What you will do: Extract from the listing each line in which the word "color" appears.

══ Listed entries ══

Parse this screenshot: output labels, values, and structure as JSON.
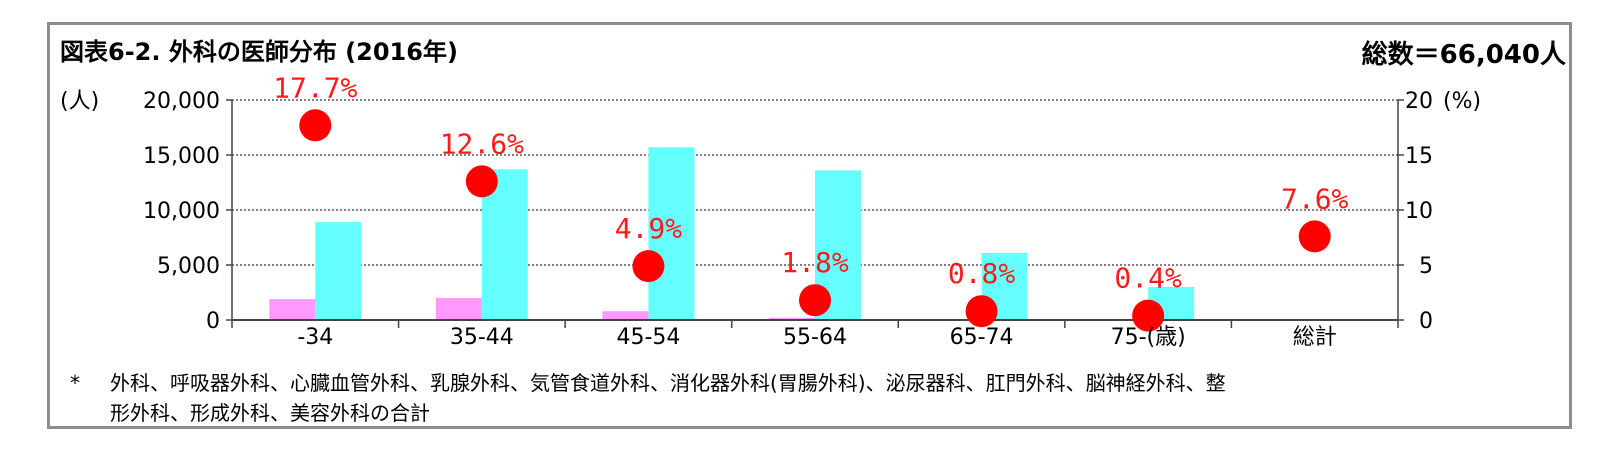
{
  "header": {
    "title": "図表6-2. 外科の医師分布 (2016年)",
    "total": "総数＝66,040人"
  },
  "footnote": {
    "line1": "外科、呼吸器外科、心臓血管外科、乳腺外科、気管食道外科、消化器外科(胃腸外科)、泌尿器科、肛門外科、脳神経外科、整",
    "line2": "形外科、形成外科、美容外科の合計",
    "marker": "*"
  },
  "chart_data": {
    "type": "bar",
    "categories": [
      "-34",
      "35-44",
      "45-54",
      "55-64",
      "65-74",
      "75-(歳)",
      "総計"
    ],
    "left_axis": {
      "unit": "(人)",
      "ylim": [
        0,
        20000
      ],
      "ticks": [
        "0",
        "5,000",
        "10,000",
        "15,000",
        "20,000"
      ],
      "tick_values": [
        0,
        5000,
        10000,
        15000,
        20000
      ]
    },
    "right_axis": {
      "unit": "(%)",
      "ylim": [
        0,
        20
      ],
      "ticks": [
        "0",
        "5",
        "10",
        "15",
        "20"
      ],
      "tick_values": [
        0,
        5,
        10,
        15,
        20
      ]
    },
    "series": [
      {
        "type": "bar",
        "axis": "left",
        "values": [
          1900,
          2000,
          800,
          200,
          0,
          0,
          null
        ],
        "color": "#ff99ff"
      },
      {
        "type": "bar",
        "axis": "left",
        "values": [
          8900,
          13700,
          15700,
          13600,
          6100,
          3000,
          null
        ],
        "color": "#66ffff"
      },
      {
        "type": "scatter",
        "axis": "right",
        "values": [
          17.7,
          12.6,
          4.9,
          1.8,
          0.8,
          0.4,
          7.6
        ],
        "labels": [
          "17.7%",
          "12.6%",
          "4.9%",
          "1.8%",
          "0.8%",
          "0.4%",
          "7.6%"
        ],
        "color": "#ff0000"
      }
    ],
    "grid": true,
    "gridline_style": "dotted"
  }
}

═══

Task output:
        "color": "#ff99ff"
        "color": "#66ffff"
        "color": "#ff0000"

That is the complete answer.